● Written exercise
Reproduce only the lines from the line with "uI element localization: list" through the line with "wifi-icon: [806, 10, 853, 54]", changing "content-area" to "main-content" and leaving everything else as it is.

● Dataset
******

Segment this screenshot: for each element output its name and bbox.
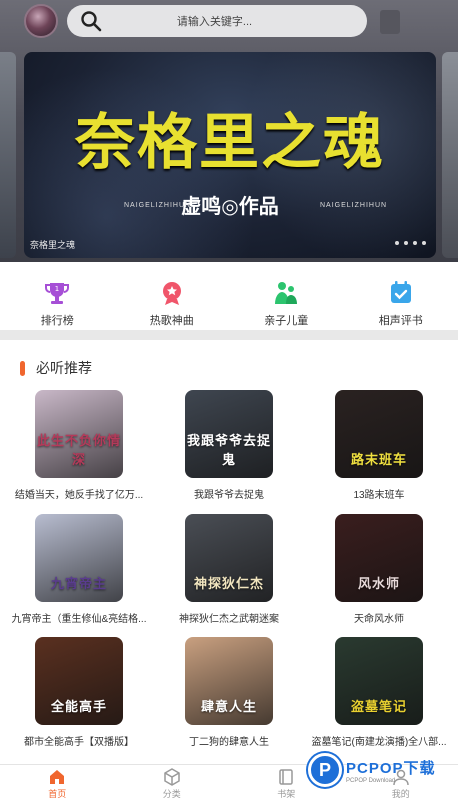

******

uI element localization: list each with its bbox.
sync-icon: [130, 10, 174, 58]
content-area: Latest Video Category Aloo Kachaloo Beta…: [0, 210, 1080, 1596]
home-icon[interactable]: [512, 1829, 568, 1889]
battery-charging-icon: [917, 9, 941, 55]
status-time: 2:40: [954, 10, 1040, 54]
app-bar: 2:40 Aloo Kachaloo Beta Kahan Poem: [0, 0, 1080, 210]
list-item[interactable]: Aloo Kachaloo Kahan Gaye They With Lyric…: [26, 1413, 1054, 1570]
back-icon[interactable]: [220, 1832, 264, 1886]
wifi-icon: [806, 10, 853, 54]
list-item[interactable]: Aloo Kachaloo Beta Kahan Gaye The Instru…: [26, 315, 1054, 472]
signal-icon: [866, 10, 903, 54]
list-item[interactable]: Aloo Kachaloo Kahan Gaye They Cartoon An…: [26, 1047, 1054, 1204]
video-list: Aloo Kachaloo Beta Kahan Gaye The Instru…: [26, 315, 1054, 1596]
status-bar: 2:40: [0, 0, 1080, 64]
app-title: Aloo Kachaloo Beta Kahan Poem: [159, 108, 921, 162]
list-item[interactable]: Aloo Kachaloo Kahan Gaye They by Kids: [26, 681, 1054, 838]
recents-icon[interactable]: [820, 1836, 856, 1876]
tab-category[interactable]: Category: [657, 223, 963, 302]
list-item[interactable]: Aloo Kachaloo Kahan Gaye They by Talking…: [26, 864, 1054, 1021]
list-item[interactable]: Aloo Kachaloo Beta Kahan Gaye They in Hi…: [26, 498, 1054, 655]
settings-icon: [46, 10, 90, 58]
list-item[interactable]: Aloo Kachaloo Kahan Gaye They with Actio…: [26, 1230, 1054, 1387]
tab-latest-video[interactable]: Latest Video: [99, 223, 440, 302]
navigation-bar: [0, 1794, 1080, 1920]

******

● Result below
uI element localization: list each with its bbox.
sync-icon: [130, 10, 174, 58]
main-content: Latest Video Category Aloo Kachaloo Beta…: [0, 210, 1080, 1596]
home-icon[interactable]: [512, 1829, 568, 1889]
battery-charging-icon: [917, 9, 941, 55]
status-time: 2:40: [954, 10, 1040, 54]
app-bar: 2:40 Aloo Kachaloo Beta Kahan Poem: [0, 0, 1080, 210]
list-item[interactable]: Aloo Kachaloo Kahan Gaye They With Lyric…: [26, 1413, 1054, 1570]
back-icon[interactable]: [220, 1832, 264, 1886]
wifi-icon: [806, 10, 853, 54]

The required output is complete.